= PROBLEM DETAILS =
Scan the entries below and extract each line with the word "دعوت" in it.

= DATA TO PROCESS =
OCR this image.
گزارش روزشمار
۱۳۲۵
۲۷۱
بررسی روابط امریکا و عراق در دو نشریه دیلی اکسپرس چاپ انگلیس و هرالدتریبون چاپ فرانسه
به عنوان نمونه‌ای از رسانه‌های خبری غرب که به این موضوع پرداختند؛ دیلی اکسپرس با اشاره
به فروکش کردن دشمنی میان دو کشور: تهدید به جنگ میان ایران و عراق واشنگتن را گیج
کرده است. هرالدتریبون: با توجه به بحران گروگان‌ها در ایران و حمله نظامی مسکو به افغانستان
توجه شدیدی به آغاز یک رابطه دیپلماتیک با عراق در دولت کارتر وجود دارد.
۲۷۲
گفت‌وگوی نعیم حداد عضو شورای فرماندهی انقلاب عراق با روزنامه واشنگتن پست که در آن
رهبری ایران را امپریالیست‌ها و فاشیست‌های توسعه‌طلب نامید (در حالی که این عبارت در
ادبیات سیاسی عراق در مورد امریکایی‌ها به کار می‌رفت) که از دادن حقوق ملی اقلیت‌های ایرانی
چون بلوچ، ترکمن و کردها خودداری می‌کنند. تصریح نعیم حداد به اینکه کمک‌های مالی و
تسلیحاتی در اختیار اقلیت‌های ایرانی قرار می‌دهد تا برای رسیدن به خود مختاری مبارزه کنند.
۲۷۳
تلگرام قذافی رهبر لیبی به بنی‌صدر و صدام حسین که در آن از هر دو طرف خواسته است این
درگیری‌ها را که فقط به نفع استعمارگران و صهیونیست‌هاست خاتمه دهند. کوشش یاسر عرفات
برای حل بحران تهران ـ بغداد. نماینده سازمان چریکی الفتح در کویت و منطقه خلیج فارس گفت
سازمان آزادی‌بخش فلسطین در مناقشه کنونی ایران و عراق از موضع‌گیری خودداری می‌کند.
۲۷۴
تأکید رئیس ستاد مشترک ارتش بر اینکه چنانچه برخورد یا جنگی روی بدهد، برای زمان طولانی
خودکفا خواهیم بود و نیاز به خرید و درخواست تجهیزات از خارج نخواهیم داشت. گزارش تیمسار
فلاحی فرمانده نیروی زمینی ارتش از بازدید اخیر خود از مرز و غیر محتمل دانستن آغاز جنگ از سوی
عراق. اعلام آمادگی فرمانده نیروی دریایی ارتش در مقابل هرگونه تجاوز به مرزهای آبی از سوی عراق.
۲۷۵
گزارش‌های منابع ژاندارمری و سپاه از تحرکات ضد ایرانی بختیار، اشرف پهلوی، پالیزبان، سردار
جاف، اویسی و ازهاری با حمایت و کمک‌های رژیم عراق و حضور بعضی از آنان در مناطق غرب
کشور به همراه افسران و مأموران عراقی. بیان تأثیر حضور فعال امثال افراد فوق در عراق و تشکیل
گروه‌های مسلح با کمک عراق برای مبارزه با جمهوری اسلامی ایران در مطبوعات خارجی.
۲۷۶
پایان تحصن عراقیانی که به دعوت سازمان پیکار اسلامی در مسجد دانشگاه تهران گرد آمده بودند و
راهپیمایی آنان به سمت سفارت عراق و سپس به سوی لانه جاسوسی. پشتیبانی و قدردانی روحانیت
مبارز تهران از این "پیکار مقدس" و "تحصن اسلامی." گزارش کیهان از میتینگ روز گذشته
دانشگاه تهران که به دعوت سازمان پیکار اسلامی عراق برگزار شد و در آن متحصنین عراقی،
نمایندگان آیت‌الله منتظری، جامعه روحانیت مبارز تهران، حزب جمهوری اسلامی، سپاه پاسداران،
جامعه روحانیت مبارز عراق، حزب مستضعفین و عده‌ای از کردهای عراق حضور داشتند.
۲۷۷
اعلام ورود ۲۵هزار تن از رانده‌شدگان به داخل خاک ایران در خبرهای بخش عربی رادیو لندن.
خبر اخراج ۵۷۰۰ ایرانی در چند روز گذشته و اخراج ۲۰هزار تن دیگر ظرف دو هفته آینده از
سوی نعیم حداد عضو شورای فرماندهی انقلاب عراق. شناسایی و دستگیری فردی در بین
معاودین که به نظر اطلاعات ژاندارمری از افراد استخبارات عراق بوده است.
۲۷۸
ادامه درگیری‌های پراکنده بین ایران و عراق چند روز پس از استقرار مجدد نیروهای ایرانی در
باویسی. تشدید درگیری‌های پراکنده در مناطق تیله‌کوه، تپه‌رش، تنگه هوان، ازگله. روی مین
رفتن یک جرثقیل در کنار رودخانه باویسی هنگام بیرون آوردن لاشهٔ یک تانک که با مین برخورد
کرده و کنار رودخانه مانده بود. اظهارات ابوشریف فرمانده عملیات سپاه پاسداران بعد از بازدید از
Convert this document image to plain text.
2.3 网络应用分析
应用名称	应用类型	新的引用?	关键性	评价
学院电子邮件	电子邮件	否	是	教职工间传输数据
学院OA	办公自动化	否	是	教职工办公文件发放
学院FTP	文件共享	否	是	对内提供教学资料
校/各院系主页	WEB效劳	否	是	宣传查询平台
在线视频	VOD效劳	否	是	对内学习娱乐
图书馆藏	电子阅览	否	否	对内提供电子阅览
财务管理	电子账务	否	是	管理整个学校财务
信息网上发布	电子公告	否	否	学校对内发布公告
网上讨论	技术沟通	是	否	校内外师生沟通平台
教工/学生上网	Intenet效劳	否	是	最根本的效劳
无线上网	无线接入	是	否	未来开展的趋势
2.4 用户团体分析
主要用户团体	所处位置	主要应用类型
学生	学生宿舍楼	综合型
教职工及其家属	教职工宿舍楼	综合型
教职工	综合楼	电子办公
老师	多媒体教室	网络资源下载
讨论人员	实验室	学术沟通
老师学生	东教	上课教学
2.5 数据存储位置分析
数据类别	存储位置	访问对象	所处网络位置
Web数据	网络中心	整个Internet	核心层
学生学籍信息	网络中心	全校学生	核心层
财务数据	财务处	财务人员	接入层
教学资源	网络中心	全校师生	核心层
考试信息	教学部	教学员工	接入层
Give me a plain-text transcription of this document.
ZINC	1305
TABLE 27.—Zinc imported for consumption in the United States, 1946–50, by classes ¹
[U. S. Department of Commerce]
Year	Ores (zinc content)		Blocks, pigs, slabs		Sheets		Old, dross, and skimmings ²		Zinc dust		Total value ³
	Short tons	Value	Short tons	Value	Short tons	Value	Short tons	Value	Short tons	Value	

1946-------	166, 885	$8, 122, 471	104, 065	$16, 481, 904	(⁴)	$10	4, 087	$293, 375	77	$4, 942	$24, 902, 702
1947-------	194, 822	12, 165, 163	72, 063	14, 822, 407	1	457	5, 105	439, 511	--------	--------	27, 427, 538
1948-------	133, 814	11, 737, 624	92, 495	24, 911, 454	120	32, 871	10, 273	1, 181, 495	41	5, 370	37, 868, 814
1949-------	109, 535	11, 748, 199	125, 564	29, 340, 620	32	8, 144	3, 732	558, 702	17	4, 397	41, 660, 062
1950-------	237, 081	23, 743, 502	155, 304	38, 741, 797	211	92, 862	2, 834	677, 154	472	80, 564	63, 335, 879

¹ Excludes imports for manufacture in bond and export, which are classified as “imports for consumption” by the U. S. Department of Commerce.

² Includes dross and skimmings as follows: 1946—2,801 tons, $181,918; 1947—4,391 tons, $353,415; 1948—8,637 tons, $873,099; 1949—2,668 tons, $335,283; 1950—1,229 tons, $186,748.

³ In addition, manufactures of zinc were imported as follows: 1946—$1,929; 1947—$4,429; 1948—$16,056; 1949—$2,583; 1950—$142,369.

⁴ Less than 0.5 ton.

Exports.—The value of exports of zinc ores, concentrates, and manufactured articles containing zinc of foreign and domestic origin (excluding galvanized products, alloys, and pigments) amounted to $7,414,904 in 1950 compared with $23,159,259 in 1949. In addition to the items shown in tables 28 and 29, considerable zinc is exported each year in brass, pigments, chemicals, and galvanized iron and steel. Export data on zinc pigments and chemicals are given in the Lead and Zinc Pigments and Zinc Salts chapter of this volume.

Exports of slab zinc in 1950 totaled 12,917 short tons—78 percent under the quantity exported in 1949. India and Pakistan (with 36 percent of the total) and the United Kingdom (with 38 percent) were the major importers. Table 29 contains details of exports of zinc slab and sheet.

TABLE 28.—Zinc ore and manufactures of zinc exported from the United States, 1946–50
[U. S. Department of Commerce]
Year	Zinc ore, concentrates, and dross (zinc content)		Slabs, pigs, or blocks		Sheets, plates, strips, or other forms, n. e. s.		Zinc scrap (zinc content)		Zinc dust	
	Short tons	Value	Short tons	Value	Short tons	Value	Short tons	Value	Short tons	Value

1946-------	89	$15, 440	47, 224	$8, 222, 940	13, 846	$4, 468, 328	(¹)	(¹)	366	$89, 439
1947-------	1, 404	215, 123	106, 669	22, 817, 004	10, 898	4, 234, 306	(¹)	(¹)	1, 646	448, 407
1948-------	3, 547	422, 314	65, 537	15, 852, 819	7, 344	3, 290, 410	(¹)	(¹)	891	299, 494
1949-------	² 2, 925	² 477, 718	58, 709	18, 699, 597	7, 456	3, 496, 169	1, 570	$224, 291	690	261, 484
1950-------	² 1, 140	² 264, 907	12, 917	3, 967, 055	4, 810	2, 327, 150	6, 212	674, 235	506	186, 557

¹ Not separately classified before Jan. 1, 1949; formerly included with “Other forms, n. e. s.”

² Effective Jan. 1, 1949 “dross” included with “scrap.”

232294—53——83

= THE RESPONSE =
پایان تحصن عراقیانی که به دعوت سازمان پیکار اسلامی در مسجد دانشگاه تهران گرد آمده بودند و
دانشگاه تهران که به دعوت سازمان پیکار اسلامی عراق برگزار شد و در آن متحصنین عراقی،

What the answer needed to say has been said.